Scan the records for the word "prefix". Copy each line that includes it.

__EXERCISE INPUT__.
------------------------------------
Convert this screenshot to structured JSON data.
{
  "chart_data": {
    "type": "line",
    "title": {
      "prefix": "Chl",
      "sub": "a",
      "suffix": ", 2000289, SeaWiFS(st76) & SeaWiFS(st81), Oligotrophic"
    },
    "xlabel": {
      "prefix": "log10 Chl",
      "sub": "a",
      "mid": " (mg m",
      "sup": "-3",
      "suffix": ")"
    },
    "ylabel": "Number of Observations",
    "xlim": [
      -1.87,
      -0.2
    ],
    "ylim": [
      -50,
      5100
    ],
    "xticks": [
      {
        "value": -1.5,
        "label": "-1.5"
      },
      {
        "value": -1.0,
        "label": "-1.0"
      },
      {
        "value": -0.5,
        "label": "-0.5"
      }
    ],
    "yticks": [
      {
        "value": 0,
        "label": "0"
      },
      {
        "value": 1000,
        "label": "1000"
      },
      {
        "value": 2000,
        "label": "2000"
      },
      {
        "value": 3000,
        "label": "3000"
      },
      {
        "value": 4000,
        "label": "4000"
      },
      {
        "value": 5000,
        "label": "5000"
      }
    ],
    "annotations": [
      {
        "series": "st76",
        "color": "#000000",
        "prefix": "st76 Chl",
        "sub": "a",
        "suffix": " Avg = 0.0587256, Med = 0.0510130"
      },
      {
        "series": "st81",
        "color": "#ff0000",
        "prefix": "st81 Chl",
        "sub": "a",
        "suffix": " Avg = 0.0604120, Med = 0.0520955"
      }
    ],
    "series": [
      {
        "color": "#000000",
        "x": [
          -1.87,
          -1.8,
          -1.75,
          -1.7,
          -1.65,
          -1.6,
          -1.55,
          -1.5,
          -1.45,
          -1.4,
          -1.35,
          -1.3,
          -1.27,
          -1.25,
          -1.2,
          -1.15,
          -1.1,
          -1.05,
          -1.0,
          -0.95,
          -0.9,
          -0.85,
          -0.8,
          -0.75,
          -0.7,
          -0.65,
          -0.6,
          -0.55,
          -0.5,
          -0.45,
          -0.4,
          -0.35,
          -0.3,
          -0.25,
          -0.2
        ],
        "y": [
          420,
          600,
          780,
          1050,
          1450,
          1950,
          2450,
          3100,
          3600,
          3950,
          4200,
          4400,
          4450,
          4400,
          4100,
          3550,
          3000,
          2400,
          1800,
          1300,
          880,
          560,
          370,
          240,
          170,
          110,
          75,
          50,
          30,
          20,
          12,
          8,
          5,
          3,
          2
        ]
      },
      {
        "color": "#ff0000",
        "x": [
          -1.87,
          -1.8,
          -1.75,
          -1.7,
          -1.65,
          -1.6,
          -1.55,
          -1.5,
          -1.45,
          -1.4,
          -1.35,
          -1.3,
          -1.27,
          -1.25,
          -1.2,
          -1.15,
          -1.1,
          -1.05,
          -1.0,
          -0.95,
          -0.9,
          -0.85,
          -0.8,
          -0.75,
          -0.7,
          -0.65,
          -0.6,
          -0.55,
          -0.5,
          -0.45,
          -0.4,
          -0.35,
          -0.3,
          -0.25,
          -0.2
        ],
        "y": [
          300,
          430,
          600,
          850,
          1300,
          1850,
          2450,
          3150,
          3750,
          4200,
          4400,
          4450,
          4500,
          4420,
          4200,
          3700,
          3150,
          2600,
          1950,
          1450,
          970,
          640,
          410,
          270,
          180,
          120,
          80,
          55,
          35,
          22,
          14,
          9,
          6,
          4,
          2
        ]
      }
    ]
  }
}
------------------------------------
__OUTPUT__.
      "prefix": "Chl",
      "prefix": "log10 Chl",
        "prefix": "st76 Chl",
        "prefix": "st81 Chl",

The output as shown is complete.